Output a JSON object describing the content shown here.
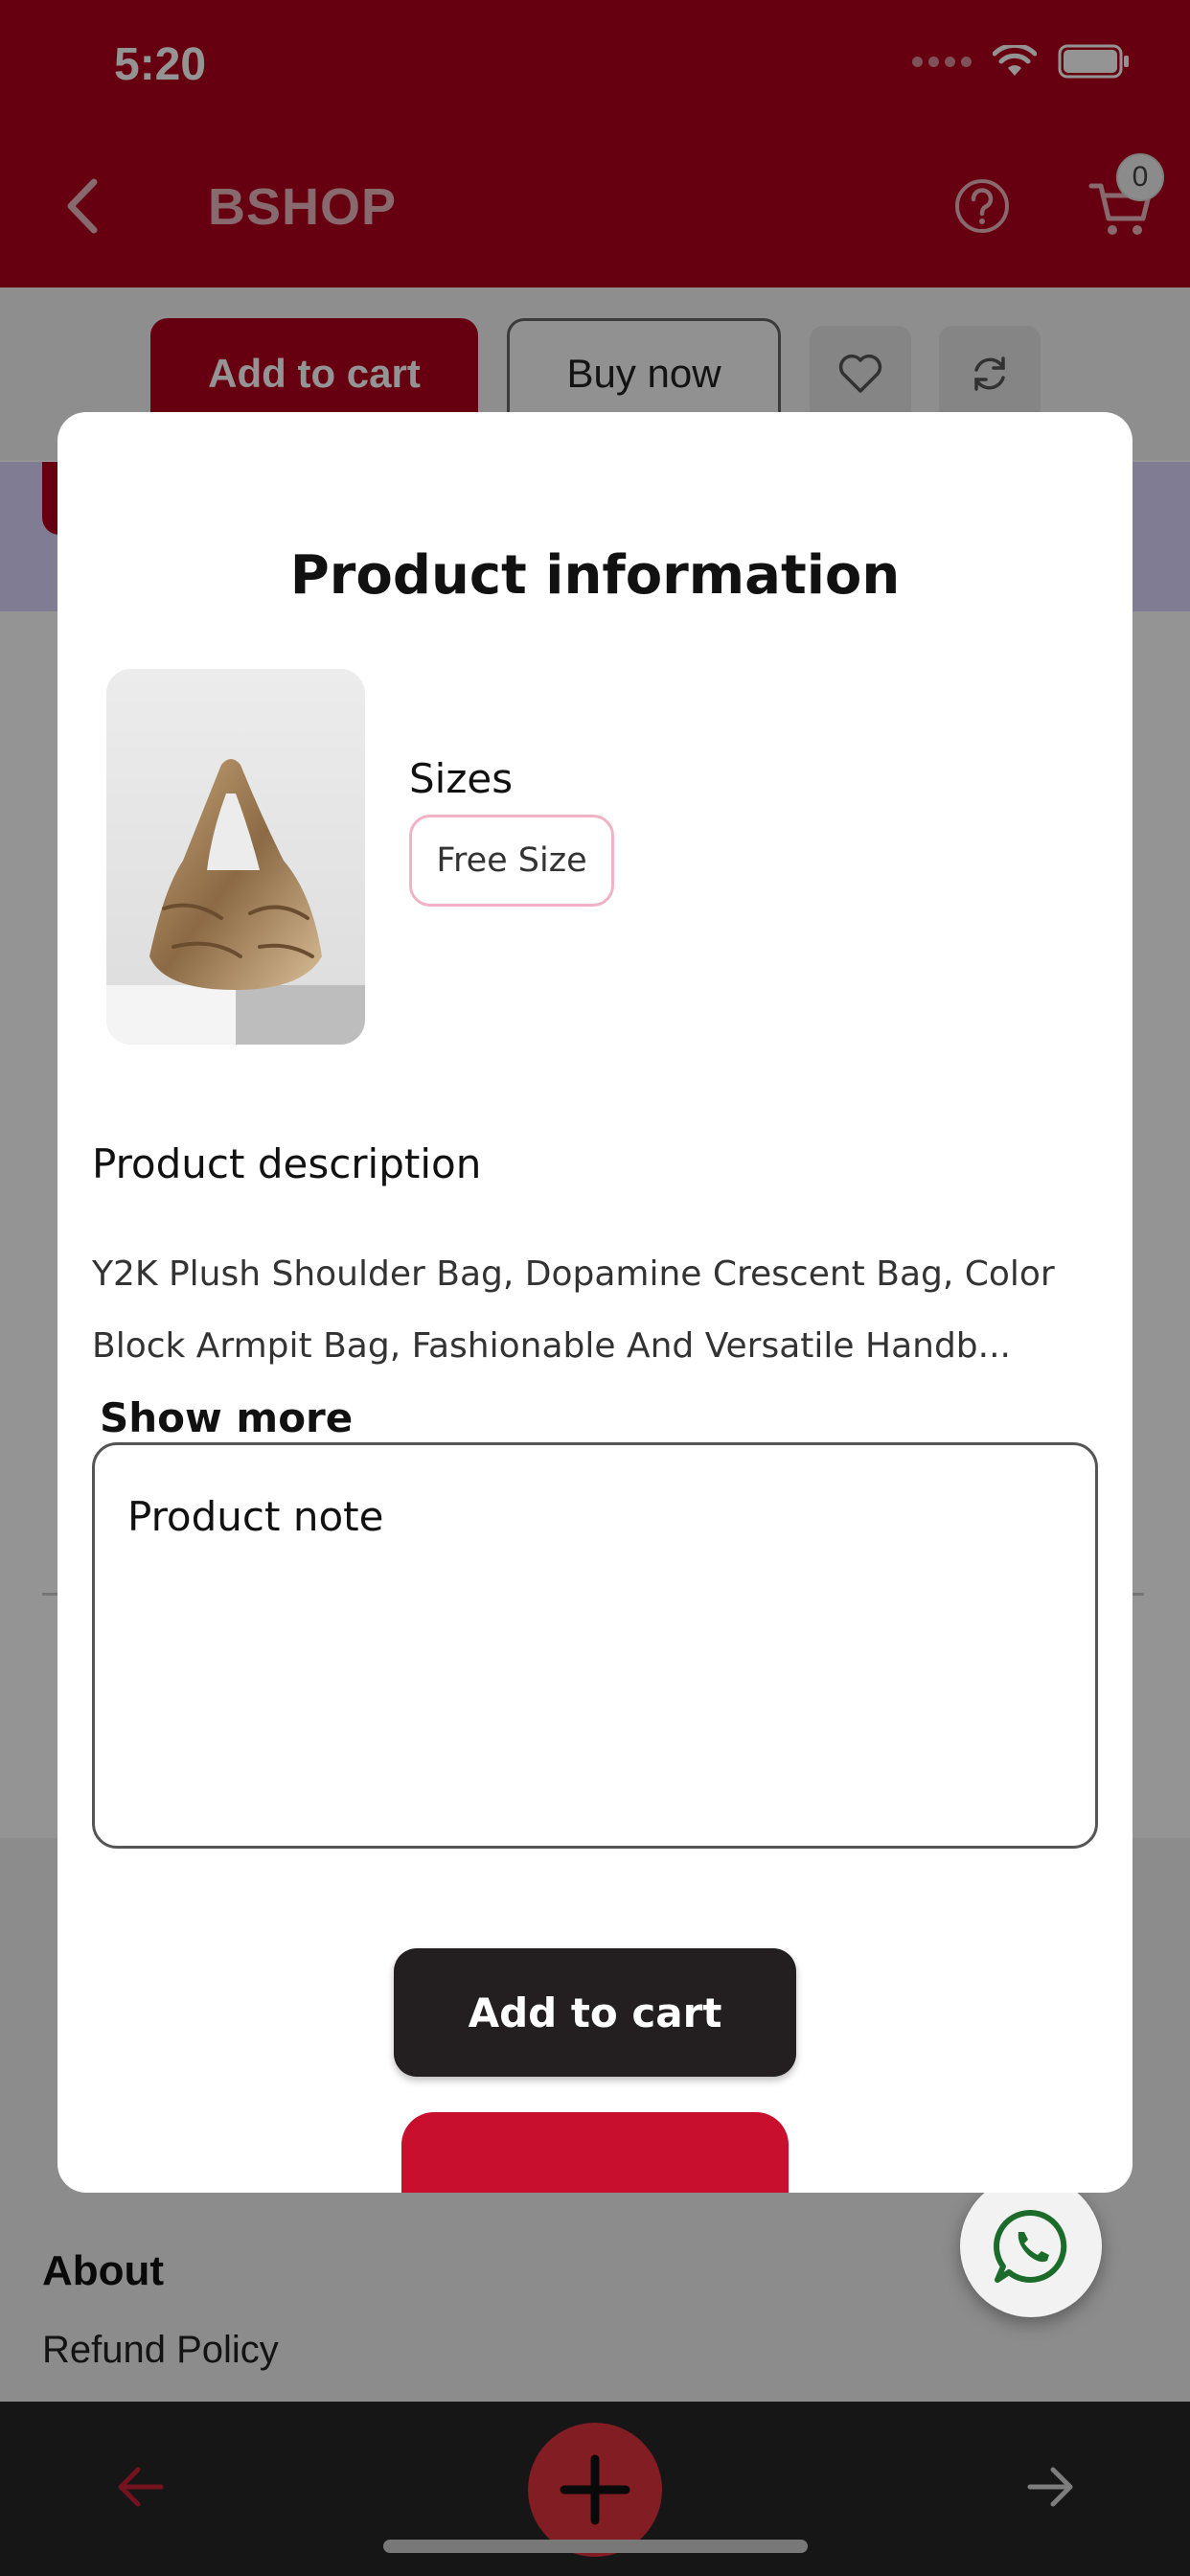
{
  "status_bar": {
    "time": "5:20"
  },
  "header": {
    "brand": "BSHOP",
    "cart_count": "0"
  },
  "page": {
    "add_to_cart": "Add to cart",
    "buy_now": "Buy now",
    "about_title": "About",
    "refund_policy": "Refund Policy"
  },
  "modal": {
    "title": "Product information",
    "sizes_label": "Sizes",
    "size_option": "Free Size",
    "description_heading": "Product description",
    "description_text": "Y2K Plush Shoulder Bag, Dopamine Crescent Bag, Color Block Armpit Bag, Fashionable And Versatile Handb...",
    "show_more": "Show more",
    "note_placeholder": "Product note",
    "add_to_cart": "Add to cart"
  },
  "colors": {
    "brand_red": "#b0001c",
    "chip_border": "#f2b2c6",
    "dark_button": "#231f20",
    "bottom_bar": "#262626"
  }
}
===
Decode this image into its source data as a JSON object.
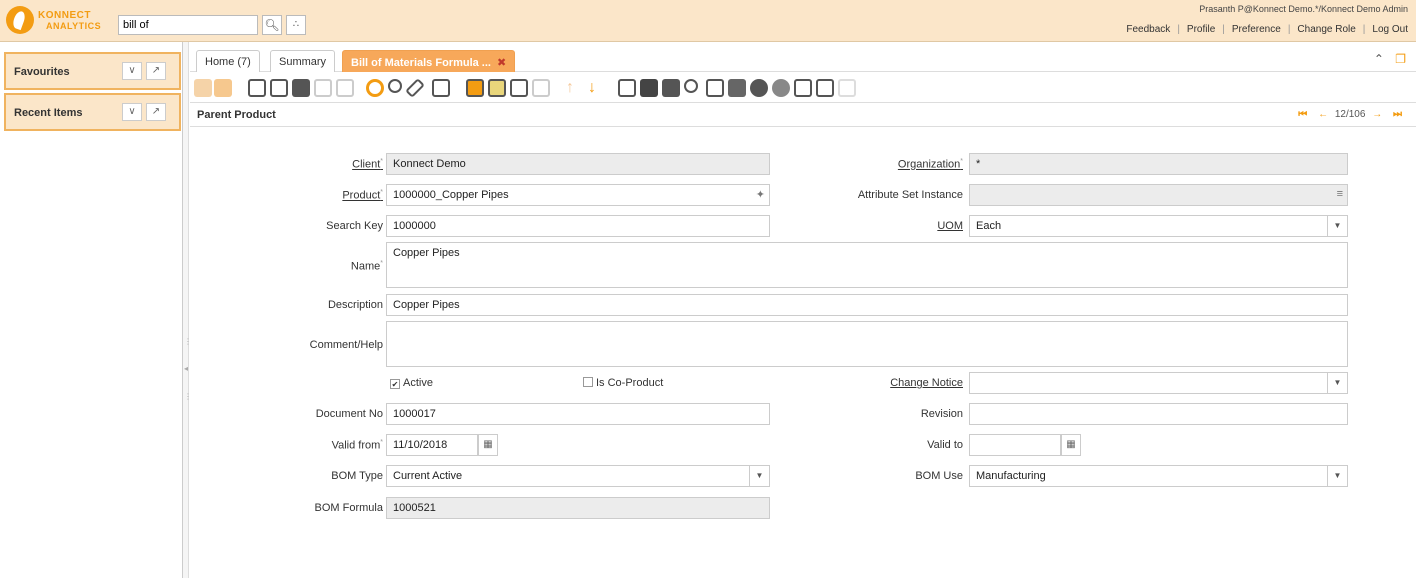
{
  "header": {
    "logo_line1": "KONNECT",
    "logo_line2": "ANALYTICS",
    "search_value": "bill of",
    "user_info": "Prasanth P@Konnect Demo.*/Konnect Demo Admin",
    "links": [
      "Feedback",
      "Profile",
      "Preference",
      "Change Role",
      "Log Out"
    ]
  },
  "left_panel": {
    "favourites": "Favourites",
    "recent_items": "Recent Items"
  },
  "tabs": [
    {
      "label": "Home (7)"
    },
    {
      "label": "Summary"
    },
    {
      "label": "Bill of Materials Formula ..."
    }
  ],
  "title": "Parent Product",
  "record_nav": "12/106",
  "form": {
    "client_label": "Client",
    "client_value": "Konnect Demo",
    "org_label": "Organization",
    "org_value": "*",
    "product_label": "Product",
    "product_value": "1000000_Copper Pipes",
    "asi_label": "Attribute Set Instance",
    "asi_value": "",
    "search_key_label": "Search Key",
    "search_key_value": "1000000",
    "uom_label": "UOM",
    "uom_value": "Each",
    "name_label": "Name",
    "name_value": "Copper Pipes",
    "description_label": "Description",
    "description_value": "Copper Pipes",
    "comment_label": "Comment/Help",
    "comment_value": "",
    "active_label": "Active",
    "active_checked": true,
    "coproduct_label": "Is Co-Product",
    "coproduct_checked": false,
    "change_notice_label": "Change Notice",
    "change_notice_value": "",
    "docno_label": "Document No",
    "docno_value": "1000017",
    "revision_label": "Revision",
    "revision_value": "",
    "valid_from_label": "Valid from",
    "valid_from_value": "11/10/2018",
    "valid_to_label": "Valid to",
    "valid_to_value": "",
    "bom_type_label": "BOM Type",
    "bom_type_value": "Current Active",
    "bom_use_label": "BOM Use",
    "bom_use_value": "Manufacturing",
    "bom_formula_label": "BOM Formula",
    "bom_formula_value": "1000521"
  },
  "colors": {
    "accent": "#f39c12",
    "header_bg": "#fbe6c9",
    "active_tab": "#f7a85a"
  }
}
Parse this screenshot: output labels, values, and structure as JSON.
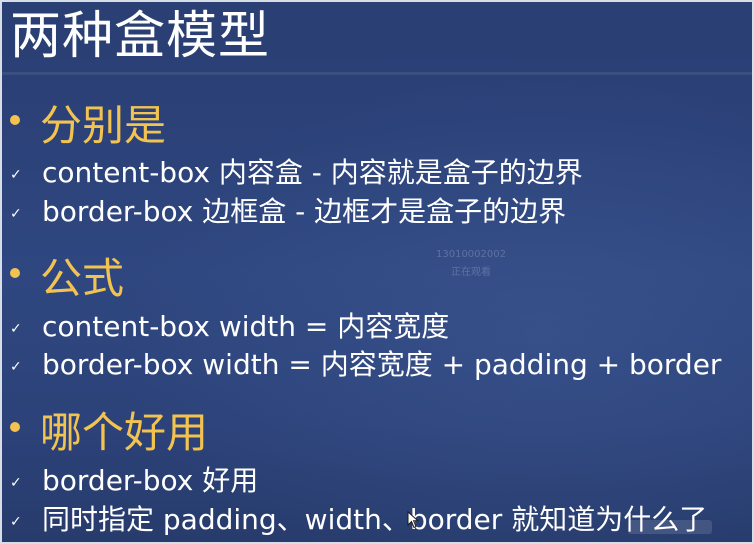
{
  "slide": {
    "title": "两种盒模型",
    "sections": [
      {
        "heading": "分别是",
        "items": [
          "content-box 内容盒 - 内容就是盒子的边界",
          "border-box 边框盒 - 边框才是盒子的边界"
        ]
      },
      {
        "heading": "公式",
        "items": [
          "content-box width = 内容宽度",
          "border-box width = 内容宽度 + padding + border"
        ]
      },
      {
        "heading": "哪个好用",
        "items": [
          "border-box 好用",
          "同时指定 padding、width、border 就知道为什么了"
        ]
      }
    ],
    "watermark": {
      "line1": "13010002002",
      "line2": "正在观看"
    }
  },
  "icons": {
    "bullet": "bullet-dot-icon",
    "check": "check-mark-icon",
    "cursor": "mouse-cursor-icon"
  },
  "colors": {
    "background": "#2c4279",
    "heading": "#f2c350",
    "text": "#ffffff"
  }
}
===
### Request
Scan the listing above. Collect all lines with the word "this".

### Final result
Decode this image into its source data as a JSON object.
Parse this screenshot: output labels, values, and structure as JSON.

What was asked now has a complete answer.